● **Written request**
Scan the material and copy every line in which "ΤΟΜΕΑ" appears.

● **Material provided**
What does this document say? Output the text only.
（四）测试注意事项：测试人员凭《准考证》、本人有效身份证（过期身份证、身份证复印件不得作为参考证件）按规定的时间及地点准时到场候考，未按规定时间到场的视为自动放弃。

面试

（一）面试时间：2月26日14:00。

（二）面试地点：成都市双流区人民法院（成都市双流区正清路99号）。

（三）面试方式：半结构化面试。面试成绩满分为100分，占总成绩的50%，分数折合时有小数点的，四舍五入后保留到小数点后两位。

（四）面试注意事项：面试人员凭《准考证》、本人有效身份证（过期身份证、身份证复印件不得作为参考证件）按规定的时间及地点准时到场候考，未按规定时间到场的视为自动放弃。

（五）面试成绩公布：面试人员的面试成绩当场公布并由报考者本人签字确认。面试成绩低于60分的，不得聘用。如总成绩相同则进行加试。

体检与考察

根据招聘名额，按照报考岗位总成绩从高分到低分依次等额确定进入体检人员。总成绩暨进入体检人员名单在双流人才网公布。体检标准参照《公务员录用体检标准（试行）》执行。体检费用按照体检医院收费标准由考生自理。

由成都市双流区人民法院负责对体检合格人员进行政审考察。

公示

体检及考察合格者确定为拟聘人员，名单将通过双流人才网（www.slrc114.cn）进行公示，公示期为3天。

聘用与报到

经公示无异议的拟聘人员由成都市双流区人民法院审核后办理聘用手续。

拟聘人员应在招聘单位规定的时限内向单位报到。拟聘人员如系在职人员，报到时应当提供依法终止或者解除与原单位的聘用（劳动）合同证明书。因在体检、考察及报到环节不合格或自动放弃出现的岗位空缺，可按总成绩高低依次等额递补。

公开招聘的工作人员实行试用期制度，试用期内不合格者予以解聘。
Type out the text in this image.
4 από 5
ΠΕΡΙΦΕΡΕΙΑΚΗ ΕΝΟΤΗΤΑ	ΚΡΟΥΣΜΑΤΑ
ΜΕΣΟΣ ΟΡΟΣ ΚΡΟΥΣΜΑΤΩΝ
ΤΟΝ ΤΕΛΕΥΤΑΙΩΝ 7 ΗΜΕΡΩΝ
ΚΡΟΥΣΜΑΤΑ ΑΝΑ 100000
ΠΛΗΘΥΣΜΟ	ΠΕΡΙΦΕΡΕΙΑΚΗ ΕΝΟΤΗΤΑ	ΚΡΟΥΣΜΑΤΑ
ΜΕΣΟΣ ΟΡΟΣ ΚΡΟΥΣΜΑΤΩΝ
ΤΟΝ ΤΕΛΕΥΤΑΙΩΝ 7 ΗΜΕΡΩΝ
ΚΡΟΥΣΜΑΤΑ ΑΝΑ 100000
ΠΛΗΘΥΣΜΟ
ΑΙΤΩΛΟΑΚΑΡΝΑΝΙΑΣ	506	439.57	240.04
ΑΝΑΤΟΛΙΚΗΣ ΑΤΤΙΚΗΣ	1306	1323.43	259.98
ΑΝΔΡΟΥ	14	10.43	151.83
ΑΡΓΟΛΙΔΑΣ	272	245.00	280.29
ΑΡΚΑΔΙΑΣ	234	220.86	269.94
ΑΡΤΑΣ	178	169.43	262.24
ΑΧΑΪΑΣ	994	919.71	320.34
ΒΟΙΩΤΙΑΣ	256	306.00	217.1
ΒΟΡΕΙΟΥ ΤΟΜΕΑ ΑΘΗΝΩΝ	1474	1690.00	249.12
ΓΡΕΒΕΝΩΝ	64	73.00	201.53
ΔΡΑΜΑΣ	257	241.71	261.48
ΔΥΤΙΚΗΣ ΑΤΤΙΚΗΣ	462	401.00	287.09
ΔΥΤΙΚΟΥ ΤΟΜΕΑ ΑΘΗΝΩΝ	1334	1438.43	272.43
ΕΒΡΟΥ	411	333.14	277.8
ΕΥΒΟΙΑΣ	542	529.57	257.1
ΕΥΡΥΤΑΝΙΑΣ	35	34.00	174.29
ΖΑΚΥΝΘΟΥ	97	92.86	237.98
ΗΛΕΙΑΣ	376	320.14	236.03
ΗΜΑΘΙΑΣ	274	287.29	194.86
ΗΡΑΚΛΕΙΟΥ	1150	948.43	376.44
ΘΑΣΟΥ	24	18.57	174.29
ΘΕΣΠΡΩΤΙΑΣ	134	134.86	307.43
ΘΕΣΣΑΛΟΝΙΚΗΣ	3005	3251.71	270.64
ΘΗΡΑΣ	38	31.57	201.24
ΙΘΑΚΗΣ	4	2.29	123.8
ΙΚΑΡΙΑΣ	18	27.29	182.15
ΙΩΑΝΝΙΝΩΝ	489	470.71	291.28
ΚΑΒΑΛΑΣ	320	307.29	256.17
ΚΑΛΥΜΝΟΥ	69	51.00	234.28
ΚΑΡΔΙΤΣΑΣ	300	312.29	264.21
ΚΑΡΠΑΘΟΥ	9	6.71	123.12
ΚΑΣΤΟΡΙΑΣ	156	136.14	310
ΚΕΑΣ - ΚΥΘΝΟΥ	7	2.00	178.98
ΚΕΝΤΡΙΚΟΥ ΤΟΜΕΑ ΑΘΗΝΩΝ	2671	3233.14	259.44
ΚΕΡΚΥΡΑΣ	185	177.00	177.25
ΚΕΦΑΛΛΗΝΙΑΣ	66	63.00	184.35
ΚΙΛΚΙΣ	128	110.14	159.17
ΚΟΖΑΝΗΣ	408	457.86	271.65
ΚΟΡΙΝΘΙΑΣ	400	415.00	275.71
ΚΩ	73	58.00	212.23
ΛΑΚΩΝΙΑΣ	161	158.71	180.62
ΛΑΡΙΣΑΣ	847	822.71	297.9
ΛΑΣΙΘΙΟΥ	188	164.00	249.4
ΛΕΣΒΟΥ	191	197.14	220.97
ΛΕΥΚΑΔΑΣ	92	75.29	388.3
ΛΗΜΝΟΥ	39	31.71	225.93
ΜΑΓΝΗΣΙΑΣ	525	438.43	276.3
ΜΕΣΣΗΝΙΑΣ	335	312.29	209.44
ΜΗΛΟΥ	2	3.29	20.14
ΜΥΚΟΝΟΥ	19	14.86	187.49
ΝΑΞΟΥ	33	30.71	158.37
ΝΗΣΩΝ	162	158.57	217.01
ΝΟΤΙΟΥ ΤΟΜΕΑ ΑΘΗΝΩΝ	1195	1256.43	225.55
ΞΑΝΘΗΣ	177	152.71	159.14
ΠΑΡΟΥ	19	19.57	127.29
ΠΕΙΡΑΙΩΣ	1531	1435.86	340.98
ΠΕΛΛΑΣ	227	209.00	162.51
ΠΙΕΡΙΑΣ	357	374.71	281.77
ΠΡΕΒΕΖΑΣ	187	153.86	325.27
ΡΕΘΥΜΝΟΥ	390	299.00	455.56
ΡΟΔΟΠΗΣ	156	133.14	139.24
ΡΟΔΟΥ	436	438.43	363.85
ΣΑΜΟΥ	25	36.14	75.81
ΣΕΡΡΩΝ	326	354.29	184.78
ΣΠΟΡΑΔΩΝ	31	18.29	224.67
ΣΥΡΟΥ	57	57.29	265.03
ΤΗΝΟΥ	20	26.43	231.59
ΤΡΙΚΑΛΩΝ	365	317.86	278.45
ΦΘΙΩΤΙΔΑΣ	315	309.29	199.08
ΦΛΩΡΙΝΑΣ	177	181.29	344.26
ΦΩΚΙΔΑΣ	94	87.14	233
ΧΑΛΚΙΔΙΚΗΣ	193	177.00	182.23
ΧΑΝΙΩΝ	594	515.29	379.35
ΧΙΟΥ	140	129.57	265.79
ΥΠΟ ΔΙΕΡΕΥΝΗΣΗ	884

● **Completed task**
ΒΟΡΕΙΟΥ ΤΟΜΕΑ ΑΘΗΝΩΝ	1474	1690.00	249.12
ΔΥΤΙΚΟΥ ΤΟΜΕΑ ΑΘΗΝΩΝ	1334	1438.43	272.43
ΚΕΝΤΡΙΚΟΥ ΤΟΜΕΑ ΑΘΗΝΩΝ	2671	3233.14	259.44
ΝΟΤΙΟΥ ΤΟΜΕΑ ΑΘΗΝΩΝ	1195	1256.43	225.55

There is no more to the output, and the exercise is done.